— BEGIN Source excerpt —

Saturday, February 04, 2012
Latest Update on Friday, 03 February 2012 - 16:10 GMT+00

US Congress renews Myanmar sanctions

AFP/File – A soldier stands alert as troops march in the administrative capital Naypyidaw in 2008. The US Congress … (AFP) – The US Congress on Thursday renewed a ban on imports from Myanmar for another year, seeking to pressure the military regime over human rights and democracy as well as alleged ties to North Korea.

The Senate voted almost unanimously to extend the sanctions, a week after the House took similar action. The bill now goes to President Barack Obama, who is expected to sign it despite his administration's engagement with Myanmar.

The law bans trade with companies tied to the junta in Myanmar, also known as Burma. It also freezes such firms' assets and instructs the United States to block international loans for the isolated state.

"The United States must deny this regime the legitimacy it so craves and await the day when the Burmese people will be permitted to govern their own affairs," said Mitch McConnell, the top Senate Republican and a sponsor of the bill.

McConnell and fellow senators voiced concern about Myanmar's elections planned later this year, which most opposition leaders intend to boycott as they fear they will be a sham to legitimize military rule.

Democracy icon Aung San Suu Kyi's National League for Democracy won the last election in 1990 but was never allowed to take power. The Nobel laureate has spent most of the ensuing two decades under house arrest.

— END Source excerpt —
— BEGIN Record list —

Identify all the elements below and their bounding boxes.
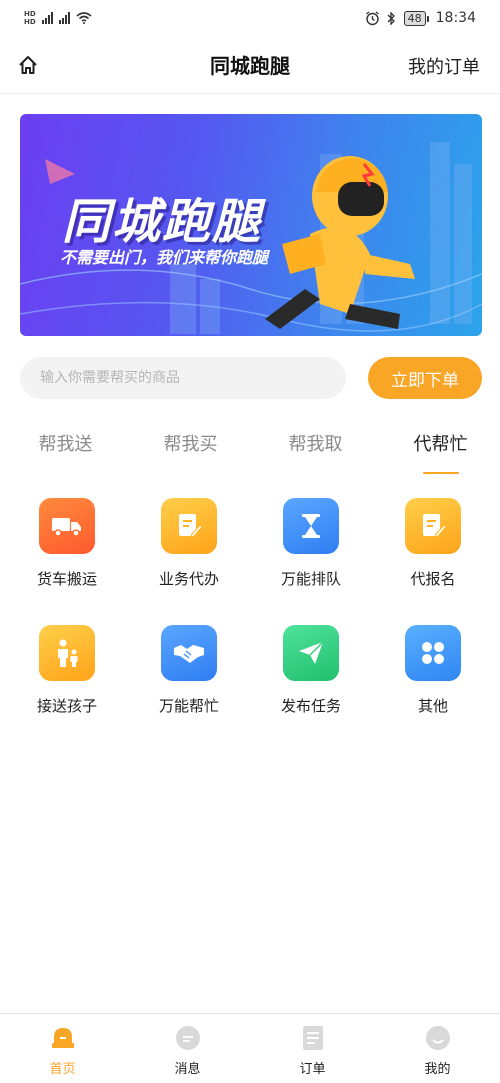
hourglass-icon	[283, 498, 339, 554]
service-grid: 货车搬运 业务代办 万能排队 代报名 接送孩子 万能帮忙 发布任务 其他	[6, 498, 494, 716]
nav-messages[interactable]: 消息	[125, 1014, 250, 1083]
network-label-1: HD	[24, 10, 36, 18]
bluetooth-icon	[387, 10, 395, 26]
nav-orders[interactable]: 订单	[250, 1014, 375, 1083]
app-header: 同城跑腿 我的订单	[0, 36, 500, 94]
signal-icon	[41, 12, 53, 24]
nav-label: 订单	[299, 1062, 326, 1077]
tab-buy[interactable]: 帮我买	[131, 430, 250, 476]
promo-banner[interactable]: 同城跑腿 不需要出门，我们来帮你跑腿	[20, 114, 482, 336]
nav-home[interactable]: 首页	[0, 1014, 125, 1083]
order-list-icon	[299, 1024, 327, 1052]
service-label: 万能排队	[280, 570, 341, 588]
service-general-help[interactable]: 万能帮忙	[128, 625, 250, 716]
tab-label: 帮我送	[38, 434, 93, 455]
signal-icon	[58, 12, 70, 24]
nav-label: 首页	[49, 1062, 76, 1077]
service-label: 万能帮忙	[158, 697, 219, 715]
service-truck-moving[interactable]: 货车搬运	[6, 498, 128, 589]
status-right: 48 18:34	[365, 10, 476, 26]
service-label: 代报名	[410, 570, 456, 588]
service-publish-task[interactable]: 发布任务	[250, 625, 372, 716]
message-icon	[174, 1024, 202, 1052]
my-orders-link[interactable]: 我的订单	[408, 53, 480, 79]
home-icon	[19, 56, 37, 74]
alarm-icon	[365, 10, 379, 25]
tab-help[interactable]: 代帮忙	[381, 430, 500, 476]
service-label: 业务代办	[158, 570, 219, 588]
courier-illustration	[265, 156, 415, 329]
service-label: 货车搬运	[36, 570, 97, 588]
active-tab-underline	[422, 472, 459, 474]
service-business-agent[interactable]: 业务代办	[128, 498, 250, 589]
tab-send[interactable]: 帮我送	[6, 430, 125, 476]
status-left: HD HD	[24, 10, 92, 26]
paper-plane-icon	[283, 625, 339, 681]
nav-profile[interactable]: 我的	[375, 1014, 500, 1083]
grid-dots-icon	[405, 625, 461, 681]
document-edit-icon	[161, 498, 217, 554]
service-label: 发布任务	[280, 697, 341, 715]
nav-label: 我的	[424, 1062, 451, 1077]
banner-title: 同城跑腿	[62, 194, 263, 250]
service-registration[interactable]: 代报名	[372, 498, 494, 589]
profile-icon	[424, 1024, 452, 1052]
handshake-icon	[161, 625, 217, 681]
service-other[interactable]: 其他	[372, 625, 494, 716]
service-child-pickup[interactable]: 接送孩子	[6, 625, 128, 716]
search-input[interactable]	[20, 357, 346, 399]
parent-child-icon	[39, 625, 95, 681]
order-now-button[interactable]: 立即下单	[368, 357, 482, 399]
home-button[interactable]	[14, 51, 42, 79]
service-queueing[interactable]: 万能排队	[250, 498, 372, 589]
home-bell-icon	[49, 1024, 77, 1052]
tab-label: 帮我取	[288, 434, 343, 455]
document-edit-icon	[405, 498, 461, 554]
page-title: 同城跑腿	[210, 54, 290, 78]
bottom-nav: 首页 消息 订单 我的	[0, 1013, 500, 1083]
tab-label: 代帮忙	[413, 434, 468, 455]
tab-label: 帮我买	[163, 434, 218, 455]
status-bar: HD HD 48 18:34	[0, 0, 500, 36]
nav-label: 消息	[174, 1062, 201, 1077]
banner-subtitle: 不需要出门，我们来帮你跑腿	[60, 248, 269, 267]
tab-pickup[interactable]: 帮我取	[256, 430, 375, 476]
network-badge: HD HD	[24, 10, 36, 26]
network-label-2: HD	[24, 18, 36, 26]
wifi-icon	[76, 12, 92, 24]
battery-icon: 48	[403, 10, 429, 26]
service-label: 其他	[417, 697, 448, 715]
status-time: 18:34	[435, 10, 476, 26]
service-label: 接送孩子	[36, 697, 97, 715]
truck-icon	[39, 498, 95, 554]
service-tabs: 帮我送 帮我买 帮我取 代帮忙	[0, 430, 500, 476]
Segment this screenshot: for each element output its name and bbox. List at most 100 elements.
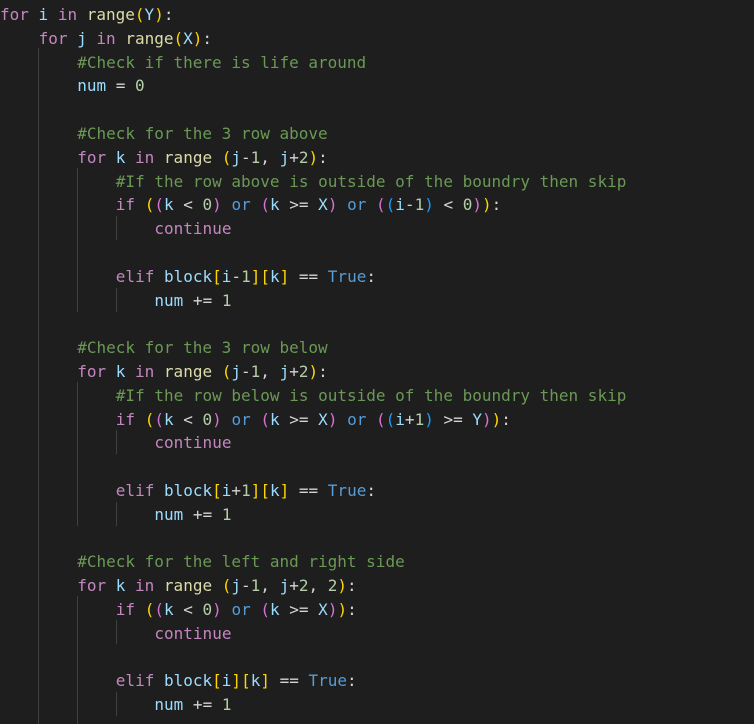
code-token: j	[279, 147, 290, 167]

— END Record list —

**Task requirements**
Say whether each statement agrees with the article on Myanmar sanctions, giving yes or no and the deciding words of the text: (a) the Senate voted a week after the House acted; (b) the import ban was renewed for five years; (c) the National League for Democracy took power after winning the 1990 election. The lines are not needed here.

**Worked solution**
(a) Yes: "a week after the House took similar action"
(b) No: "for another year"
(c) No: "was never allowed to take power"